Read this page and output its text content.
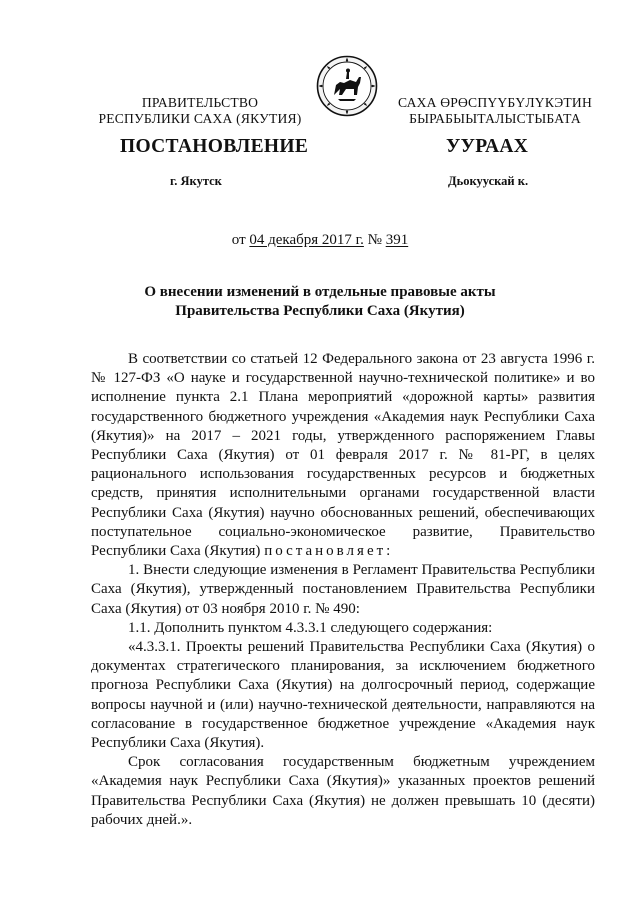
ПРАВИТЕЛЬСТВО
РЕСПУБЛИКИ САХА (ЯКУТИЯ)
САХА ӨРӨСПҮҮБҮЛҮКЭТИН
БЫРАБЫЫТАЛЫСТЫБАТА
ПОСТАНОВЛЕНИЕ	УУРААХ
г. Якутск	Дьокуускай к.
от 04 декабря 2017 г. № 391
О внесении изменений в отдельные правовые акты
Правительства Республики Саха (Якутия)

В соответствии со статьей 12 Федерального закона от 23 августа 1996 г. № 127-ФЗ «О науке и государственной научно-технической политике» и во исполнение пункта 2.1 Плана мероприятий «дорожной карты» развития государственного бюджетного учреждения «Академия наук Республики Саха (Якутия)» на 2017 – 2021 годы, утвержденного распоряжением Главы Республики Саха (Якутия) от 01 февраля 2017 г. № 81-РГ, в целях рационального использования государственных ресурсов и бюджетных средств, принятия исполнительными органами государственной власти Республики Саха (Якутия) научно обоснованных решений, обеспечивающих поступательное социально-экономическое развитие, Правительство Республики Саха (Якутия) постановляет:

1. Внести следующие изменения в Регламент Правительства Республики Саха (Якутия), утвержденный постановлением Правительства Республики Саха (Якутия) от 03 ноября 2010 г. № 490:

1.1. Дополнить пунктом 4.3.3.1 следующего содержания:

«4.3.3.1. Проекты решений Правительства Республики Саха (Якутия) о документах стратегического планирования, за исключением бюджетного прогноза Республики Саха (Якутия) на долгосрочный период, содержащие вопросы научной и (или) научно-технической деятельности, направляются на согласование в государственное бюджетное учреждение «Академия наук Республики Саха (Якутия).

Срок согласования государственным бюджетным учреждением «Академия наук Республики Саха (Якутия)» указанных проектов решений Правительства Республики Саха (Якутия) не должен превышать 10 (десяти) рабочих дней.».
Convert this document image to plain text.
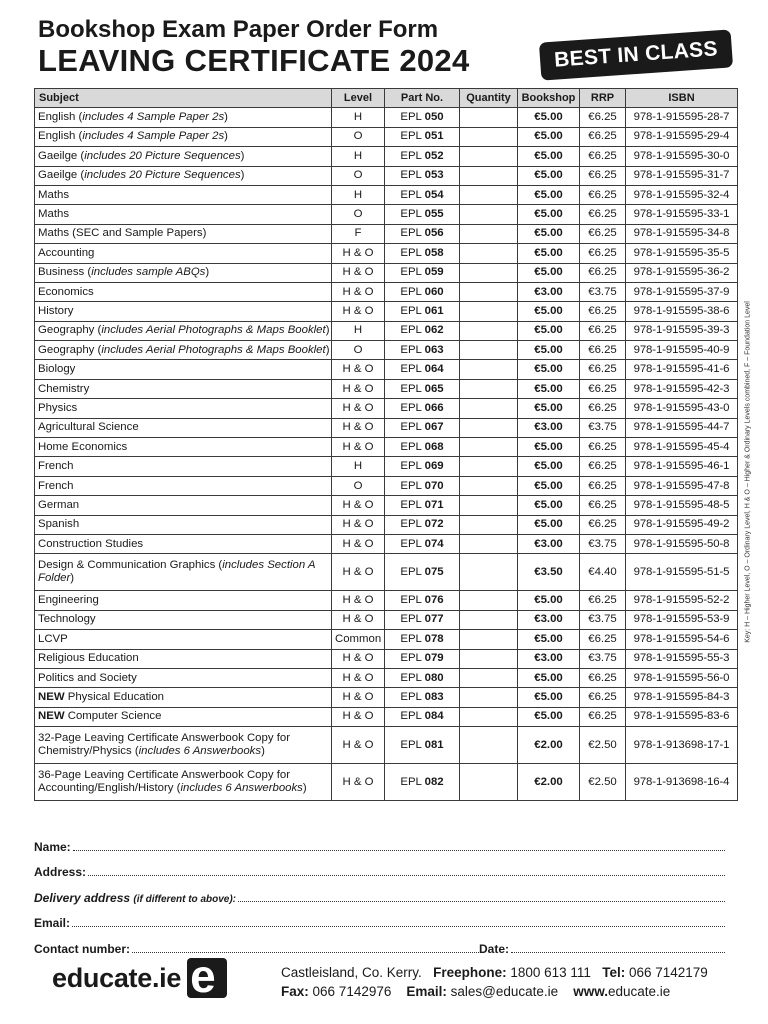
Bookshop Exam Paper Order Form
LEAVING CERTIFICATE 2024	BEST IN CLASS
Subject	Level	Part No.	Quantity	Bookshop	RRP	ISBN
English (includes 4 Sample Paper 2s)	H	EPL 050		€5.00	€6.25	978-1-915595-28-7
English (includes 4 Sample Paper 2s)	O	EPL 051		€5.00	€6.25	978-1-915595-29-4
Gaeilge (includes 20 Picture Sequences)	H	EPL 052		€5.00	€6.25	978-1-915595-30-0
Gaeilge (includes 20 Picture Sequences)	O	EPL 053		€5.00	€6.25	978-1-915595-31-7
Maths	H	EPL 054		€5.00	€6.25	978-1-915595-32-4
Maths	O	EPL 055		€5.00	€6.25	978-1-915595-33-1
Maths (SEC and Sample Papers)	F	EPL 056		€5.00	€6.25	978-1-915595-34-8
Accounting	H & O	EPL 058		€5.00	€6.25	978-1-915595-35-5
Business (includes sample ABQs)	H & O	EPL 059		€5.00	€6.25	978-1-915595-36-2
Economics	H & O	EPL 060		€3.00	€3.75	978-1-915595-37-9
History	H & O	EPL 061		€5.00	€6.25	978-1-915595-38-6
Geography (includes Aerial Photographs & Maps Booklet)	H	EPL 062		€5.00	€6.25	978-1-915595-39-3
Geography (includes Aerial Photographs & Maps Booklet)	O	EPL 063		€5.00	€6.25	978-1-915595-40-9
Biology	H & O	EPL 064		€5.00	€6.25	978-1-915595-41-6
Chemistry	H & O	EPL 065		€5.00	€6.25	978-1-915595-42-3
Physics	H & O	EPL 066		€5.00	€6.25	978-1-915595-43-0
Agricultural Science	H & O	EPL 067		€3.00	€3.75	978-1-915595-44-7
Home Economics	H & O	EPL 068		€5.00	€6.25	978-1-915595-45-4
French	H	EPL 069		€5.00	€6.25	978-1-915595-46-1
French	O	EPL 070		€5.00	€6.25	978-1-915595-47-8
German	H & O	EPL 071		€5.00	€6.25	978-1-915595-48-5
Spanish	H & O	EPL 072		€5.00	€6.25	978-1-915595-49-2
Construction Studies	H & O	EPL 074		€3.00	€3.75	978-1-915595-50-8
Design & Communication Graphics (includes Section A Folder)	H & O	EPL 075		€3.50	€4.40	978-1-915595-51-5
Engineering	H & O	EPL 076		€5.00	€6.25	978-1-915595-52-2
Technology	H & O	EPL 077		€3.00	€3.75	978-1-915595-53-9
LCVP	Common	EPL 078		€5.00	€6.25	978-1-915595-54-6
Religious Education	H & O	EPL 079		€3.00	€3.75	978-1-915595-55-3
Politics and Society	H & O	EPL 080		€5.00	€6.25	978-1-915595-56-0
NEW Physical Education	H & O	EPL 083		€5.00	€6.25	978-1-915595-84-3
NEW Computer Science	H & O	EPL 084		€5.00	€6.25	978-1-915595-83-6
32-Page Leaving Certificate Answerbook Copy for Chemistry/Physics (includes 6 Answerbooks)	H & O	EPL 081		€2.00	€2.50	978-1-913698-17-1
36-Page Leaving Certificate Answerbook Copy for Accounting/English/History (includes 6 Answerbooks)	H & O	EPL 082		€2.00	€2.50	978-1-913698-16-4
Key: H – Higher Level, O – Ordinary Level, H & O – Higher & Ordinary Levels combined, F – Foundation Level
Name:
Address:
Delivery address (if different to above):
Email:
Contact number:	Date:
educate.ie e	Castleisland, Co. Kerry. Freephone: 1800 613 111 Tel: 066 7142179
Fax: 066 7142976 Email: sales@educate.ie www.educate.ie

================================

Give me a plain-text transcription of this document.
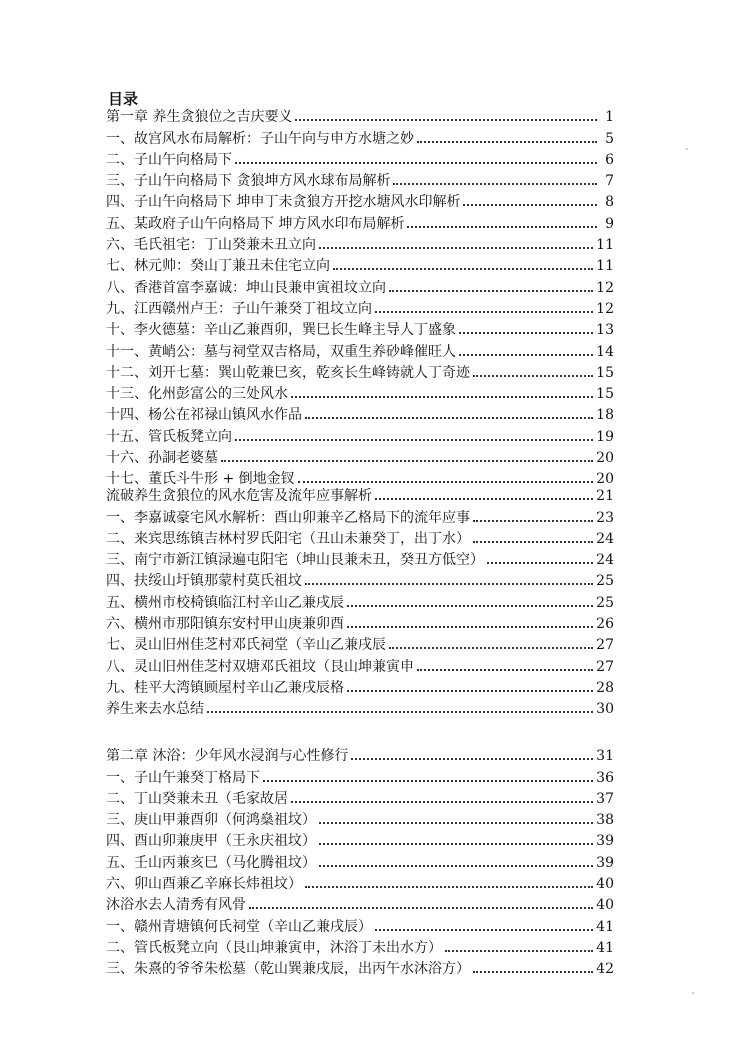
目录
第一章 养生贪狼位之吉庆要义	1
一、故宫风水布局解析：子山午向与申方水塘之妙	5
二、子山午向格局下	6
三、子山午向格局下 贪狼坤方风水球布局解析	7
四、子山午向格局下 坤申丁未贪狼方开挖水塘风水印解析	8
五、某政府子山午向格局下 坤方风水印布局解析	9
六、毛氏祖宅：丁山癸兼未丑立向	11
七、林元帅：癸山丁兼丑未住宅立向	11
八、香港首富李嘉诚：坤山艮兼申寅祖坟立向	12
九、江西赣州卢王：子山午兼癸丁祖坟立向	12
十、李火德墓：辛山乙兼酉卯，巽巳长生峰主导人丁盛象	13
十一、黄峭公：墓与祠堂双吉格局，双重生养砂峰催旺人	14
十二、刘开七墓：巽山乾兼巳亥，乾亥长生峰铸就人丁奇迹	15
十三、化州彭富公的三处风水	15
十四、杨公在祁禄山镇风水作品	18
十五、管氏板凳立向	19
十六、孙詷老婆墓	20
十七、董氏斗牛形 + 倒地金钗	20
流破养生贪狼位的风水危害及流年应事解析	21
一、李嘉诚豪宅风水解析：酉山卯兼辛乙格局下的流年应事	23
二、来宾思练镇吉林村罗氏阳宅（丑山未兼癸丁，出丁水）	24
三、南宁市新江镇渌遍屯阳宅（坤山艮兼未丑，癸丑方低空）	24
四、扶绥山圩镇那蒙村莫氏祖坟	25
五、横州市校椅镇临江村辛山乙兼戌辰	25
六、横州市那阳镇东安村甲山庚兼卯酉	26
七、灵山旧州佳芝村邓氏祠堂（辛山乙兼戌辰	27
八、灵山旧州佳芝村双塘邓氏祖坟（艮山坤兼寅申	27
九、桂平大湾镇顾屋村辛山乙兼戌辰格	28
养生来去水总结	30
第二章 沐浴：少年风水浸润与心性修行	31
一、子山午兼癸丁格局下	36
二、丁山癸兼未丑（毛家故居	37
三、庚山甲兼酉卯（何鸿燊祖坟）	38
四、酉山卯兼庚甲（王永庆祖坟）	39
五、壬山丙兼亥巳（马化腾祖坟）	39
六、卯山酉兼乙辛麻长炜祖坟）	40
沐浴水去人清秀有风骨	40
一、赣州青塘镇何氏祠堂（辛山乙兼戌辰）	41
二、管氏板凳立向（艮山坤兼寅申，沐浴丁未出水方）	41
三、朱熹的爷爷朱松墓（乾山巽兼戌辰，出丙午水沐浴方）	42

================================

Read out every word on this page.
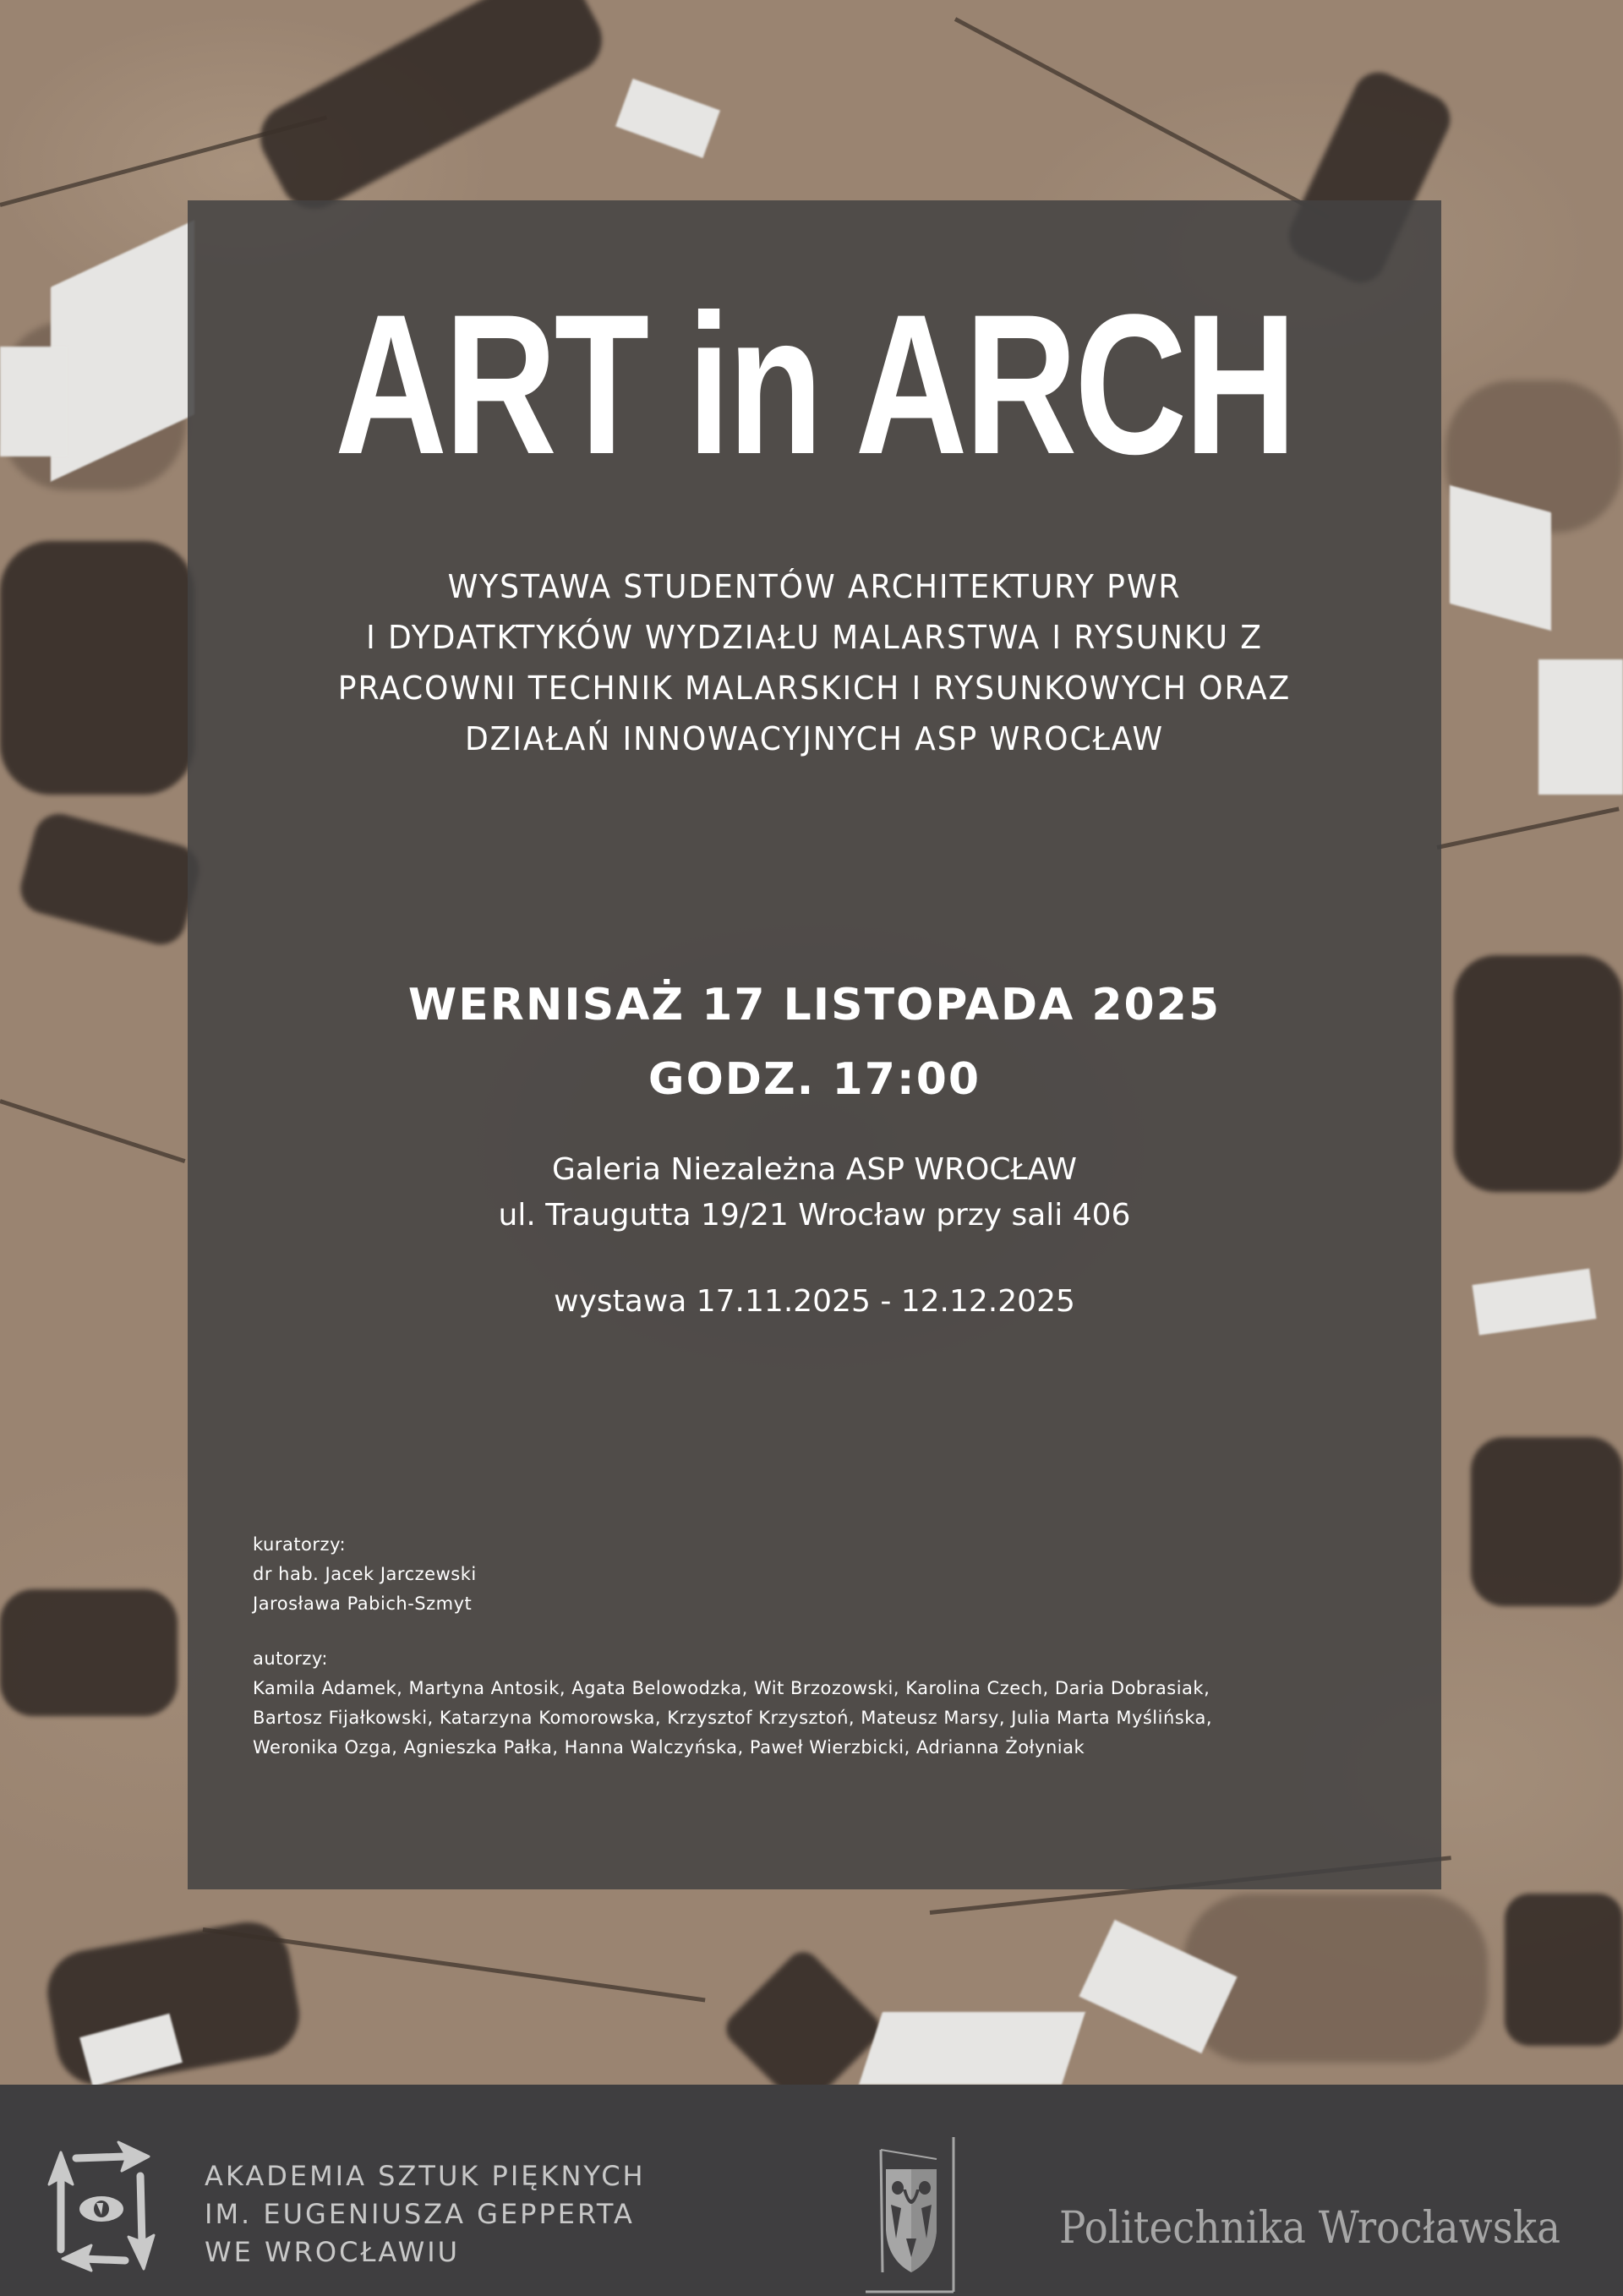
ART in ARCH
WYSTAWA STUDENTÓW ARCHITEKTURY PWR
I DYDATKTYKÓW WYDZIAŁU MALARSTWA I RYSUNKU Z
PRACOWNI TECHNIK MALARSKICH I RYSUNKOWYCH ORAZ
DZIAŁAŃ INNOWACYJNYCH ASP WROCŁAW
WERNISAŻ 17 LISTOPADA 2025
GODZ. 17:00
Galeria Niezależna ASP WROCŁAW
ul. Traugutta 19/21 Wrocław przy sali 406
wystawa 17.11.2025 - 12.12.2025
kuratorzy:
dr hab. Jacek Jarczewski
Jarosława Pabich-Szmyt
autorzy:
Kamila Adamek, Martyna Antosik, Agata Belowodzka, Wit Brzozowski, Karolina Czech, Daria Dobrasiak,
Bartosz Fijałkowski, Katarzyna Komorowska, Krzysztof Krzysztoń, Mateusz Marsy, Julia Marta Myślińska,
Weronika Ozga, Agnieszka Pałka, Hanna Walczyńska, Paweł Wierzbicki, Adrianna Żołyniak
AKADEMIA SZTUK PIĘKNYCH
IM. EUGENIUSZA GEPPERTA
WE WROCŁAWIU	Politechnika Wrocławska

================================

**What is asked**
Only the number is wanted: count the lines of the records that hold the word "Email".

**Answer**
2